> **STATED TASK**: From the listing below, pull each line that includes "Error".

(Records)
┌──
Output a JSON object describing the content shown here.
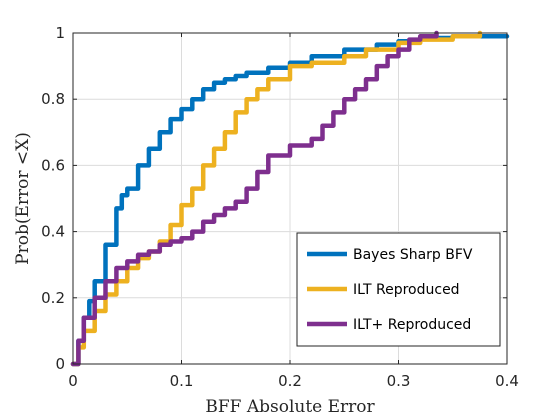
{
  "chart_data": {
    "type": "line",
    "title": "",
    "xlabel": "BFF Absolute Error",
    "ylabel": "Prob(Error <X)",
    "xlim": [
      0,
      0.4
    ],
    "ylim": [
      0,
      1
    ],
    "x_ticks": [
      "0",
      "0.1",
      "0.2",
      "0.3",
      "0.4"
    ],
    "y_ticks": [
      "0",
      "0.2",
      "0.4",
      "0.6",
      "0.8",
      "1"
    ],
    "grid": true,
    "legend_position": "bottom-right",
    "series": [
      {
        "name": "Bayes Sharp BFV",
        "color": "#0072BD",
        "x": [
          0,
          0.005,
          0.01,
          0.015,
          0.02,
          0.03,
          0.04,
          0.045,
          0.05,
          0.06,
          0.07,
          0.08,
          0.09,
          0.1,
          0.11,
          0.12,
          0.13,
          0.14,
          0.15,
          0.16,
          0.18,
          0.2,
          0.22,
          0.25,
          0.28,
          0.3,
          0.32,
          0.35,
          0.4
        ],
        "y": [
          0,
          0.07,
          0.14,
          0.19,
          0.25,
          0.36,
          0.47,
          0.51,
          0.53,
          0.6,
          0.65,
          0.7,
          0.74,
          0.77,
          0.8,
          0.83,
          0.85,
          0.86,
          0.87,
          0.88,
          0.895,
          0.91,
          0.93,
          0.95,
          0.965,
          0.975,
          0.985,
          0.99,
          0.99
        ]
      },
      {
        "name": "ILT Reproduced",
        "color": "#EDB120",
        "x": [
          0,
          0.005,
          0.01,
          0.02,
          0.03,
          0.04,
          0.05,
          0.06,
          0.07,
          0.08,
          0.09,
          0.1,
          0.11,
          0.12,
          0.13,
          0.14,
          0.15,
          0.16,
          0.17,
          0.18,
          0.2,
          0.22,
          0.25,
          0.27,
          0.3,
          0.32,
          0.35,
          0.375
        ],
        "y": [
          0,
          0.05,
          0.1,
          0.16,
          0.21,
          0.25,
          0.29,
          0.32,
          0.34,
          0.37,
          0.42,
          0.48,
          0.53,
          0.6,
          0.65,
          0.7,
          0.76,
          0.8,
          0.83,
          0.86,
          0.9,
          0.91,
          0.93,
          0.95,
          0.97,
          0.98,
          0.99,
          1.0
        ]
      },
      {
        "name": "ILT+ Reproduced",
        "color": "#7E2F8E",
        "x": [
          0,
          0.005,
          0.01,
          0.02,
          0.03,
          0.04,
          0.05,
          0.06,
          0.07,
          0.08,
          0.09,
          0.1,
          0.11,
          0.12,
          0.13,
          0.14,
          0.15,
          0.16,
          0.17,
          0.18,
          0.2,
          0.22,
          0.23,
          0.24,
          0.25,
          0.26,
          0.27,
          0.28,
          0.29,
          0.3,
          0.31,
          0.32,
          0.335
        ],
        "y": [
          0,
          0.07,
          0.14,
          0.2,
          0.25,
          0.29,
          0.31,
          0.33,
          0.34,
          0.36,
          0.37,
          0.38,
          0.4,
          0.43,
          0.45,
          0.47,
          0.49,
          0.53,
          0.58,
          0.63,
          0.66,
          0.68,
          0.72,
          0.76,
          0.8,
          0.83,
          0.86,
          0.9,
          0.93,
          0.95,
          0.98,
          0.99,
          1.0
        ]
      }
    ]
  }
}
└──
> **TASK RESPONSE**:
    "xlabel": "BFF Absolute Error",
    "ylabel": "Prob(Error <X)",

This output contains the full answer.